WHAT IS REQUIRED: Output every line below without omitting or altering anything.
___ EXTRACTED INFORMATION
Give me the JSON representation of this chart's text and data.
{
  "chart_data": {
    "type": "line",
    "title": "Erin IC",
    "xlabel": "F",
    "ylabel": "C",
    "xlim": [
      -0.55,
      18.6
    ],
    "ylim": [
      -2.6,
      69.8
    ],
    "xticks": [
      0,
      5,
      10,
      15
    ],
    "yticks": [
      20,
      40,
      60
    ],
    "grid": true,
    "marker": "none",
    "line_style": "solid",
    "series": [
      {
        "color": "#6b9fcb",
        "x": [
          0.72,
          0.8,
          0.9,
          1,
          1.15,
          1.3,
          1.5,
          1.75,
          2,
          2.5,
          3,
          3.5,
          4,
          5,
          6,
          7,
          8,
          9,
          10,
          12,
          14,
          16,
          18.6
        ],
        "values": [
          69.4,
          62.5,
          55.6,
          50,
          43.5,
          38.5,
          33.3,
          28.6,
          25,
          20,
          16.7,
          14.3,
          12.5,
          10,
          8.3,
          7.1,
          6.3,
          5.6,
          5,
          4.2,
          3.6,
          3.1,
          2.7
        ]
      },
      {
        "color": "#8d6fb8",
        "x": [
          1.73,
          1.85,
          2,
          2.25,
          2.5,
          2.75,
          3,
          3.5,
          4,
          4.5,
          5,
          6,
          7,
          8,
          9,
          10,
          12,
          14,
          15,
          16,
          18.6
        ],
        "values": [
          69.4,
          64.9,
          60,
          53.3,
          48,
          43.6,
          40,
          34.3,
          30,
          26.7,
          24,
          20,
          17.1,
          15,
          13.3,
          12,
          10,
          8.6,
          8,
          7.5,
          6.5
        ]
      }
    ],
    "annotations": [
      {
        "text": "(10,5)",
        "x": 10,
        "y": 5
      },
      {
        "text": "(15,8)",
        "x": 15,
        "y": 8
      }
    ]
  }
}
______
PROBLEM SOLUTION:
Give me the JSON representation of this chart's text and data.
{
  "chart_data": {
    "type": "line",
    "title": "Erin IC",
    "xlabel": "F",
    "ylabel": "C",
    "xlim": [
      -0.55,
      18.6
    ],
    "ylim": [
      -2.6,
      69.8
    ],
    "xticks": [
      0,
      5,
      10,
      15
    ],
    "yticks": [
      20,
      40,
      60
    ],
    "grid": true,
    "marker": "none",
    "line_style": "solid",
    "series": [
      {
        "color": "#6b9fcb",
        "x": [
          0.72,
          0.8,
          0.9,
          1,
          1.15,
          1.3,
          1.5,
          1.75,
          2,
          2.5,
          3,
          3.5,
          4,
          5,
          6,
          7,
          8,
          9,
          10,
          12,
          14,
          16,
          18.6
        ],
        "values": [
          69.4,
          62.5,
          55.6,
          50,
          43.5,
          38.5,
          33.3,
          28.6,
          25,
          20,
          16.7,
          14.3,
          12.5,
          10,
          8.3,
          7.1,
          6.3,
          5.6,
          5,
          4.2,
          3.6,
          3.1,
          2.7
        ]
      },
      {
        "color": "#8d6fb8",
        "x": [
          1.73,
          1.85,
          2,
          2.25,
          2.5,
          2.75,
          3,
          3.5,
          4,
          4.5,
          5,
          6,
          7,
          8,
          9,
          10,
          12,
          14,
          15,
          16,
          18.6
        ],
        "values": [
          69.4,
          64.9,
          60,
          53.3,
          48,
          43.6,
          40,
          34.3,
          30,
          26.7,
          24,
          20,
          17.1,
          15,
          13.3,
          12,
          10,
          8.6,
          8,
          7.5,
          6.5
        ]
      }
    ],
    "annotations": [
      {
        "text": "(10,5)",
        "x": 10,
        "y": 5
      },
      {
        "text": "(15,8)",
        "x": 15,
        "y": 8
      }
    ]
  }
}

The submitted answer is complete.